Copy all of the records below verbatim.

━━━━━━━━━━━━━━━━━━━━━━━━━━━━━━

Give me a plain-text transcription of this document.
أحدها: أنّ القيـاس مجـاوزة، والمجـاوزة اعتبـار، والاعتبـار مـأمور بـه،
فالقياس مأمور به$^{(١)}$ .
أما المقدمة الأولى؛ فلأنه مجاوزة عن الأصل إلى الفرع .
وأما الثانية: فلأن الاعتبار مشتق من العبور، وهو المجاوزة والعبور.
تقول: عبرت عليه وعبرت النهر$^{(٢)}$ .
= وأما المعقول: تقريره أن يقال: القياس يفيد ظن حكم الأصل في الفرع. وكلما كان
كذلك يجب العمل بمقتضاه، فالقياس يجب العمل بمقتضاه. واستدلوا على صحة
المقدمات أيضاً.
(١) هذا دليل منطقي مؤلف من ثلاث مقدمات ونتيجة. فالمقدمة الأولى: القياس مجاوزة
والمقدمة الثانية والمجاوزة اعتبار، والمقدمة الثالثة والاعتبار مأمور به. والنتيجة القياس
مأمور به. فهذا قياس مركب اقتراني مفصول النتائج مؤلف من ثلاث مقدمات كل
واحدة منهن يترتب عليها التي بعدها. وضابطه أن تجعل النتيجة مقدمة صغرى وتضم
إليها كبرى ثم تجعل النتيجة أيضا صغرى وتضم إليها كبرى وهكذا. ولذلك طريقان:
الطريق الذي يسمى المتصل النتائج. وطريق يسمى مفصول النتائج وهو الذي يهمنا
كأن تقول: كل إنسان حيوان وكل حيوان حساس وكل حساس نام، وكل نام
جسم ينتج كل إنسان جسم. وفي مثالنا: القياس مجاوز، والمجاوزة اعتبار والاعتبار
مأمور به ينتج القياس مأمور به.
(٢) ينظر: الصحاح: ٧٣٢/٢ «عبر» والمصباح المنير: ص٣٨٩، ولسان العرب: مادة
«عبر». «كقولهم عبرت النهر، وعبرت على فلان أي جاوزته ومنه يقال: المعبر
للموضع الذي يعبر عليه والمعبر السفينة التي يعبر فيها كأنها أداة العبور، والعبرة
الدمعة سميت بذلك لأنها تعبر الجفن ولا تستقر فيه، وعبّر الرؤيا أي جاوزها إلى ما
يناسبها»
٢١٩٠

━━━━━━━━━━━━━━━━━━━━━━━━━━━━━━

REPLY TO THE TASK →
Give me a plain-text transcription of this document.
أحدها: أنّ القيـاس مجـاوزة، والمجـاوزة اعتبـار، والاعتبـار مـأمور بـه،
فالقياس مأمور به$^{(١)}$ .
أما المقدمة الأولى؛ فلأنه مجاوزة عن الأصل إلى الفرع .
وأما الثانية: فلأن الاعتبار مشتق من العبور، وهو المجاوزة والعبور.
تقول: عبرت عليه وعبرت النهر$^{(٢)}$ .
= وأما المعقول: تقريره أن يقال: القياس يفيد ظن حكم الأصل في الفرع. وكلما كان
كذلك يجب العمل بمقتضاه، فالقياس يجب العمل بمقتضاه. واستدلوا على صحة
المقدمات أيضاً.
(١) هذا دليل منطقي مؤلف من ثلاث مقدمات ونتيجة. فالمقدمة الأولى: القياس مجاوزة
والمقدمة الثانية والمجاوزة اعتبار، والمقدمة الثالثة والاعتبار مأمور به. والنتيجة القياس
مأمور به. فهذا قياس مركب اقتراني مفصول النتائج مؤلف من ثلاث مقدمات كل
واحدة منهن يترتب عليها التي بعدها. وضابطه أن تجعل النتيجة مقدمة صغرى وتضم
إليها كبرى ثم تجعل النتيجة أيضا صغرى وتضم إليها كبرى وهكذا. ولذلك طريقان:
الطريق الذي يسمى المتصل النتائج. وطريق يسمى مفصول النتائج وهو الذي يهمنا
كأن تقول: كل إنسان حيوان وكل حيوان حساس وكل حساس نام، وكل نام
جسم ينتج كل إنسان جسم. وفي مثالنا: القياس مجاوز، والمجاوزة اعتبار والاعتبار
مأمور به ينتج القياس مأمور به.
(٢) ينظر: الصحاح: ٧٣٢/٢ «عبر» والمصباح المنير: ص٣٨٩، ولسان العرب: مادة
«عبر». «كقولهم عبرت النهر، وعبرت على فلان أي جاوزته ومنه يقال: المعبر
للموضع الذي يعبر عليه والمعبر السفينة التي يعبر فيها كأنها أداة العبور، والعبرة
الدمعة سميت بذلك لأنها تعبر الجفن ولا تستقر فيه، وعبّر الرؤيا أي جاوزها إلى ما
يناسبها»
٢١٩٠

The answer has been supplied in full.